▶ _Written request_
Pick out all lines of the entries that include the word "между" and copy them.

▶ _Records from a dataset_
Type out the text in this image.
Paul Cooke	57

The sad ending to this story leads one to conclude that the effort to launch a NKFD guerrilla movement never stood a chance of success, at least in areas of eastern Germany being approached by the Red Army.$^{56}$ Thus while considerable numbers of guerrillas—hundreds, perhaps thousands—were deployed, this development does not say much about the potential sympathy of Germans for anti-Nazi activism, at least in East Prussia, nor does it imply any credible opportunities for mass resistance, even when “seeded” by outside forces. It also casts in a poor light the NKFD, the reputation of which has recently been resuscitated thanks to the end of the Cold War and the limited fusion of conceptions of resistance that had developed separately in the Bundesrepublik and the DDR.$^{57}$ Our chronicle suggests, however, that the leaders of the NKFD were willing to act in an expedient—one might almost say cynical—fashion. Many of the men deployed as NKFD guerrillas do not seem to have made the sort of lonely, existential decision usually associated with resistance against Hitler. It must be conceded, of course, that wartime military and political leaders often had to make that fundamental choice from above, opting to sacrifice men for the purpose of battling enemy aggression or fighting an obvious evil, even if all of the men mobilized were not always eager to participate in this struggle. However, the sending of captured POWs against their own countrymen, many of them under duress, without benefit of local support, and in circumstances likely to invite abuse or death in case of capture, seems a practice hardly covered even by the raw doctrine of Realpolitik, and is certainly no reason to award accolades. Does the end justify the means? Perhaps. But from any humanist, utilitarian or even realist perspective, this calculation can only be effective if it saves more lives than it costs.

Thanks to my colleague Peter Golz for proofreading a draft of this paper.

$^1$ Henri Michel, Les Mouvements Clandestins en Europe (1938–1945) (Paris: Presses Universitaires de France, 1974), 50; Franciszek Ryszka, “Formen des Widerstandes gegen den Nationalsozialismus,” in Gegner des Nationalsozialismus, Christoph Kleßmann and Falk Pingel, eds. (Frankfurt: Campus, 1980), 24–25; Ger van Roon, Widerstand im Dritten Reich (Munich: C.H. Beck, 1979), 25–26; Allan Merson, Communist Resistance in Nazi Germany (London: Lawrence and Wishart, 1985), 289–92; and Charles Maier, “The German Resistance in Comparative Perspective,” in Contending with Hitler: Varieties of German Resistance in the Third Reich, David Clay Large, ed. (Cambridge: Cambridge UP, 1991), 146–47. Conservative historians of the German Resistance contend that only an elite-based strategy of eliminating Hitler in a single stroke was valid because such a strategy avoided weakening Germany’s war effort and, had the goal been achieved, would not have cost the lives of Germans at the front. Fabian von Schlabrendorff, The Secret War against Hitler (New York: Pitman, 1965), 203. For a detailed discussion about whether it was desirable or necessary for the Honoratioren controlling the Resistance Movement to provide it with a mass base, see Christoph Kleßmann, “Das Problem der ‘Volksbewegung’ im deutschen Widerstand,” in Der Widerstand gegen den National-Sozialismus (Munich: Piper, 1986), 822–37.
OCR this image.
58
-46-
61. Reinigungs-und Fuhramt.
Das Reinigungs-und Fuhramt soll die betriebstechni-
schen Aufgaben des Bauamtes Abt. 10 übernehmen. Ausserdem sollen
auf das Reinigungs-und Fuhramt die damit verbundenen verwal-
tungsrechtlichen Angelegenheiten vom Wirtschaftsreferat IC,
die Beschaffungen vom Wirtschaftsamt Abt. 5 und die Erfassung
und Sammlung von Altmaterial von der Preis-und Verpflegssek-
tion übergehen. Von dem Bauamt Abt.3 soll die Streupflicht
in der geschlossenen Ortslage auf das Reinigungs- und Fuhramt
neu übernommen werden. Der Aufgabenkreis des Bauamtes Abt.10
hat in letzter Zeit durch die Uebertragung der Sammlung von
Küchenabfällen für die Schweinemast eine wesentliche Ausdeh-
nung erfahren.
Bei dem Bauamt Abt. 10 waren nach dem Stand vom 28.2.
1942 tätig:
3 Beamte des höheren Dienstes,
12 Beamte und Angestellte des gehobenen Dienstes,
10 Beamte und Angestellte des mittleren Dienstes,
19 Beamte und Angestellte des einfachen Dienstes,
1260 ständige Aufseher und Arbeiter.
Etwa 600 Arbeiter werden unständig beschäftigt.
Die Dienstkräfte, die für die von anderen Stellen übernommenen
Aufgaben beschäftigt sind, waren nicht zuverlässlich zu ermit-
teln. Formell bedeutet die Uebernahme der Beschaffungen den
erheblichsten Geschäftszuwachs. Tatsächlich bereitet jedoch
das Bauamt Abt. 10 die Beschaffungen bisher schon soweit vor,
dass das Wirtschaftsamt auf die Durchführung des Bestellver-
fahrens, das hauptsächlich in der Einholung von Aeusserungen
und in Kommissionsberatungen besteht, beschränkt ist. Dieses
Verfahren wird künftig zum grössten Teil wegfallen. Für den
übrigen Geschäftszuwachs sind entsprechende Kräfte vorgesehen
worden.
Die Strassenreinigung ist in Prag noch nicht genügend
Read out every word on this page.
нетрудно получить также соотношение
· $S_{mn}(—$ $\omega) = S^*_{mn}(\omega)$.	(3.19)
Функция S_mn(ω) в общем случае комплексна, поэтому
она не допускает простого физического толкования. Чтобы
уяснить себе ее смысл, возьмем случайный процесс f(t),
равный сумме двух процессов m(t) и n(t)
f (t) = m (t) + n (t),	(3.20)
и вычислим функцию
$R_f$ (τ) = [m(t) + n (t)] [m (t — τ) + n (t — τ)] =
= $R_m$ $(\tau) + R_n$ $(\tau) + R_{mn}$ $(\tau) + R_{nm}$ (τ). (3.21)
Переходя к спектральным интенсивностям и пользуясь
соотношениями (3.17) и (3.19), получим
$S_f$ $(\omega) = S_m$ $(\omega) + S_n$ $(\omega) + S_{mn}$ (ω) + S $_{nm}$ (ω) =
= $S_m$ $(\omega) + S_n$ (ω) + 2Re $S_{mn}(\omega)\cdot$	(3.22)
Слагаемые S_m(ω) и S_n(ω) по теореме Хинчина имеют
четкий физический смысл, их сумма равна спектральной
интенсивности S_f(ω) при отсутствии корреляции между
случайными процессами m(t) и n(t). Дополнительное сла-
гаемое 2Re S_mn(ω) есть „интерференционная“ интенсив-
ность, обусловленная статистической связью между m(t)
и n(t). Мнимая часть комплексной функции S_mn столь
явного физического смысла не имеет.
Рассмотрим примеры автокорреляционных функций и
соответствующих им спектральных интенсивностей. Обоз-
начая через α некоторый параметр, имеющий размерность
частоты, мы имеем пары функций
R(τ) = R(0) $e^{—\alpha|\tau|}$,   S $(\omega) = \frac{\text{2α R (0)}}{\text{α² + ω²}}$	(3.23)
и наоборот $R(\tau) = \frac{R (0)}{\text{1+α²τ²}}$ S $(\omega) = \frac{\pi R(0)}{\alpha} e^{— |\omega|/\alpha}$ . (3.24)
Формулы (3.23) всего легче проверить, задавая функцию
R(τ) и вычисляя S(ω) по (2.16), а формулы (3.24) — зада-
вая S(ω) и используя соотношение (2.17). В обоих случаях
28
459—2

▶ _Response below_
интенсивности S_f(ω) при отсутствии корреляции между
ность, обусловленная статистической связью между m(t)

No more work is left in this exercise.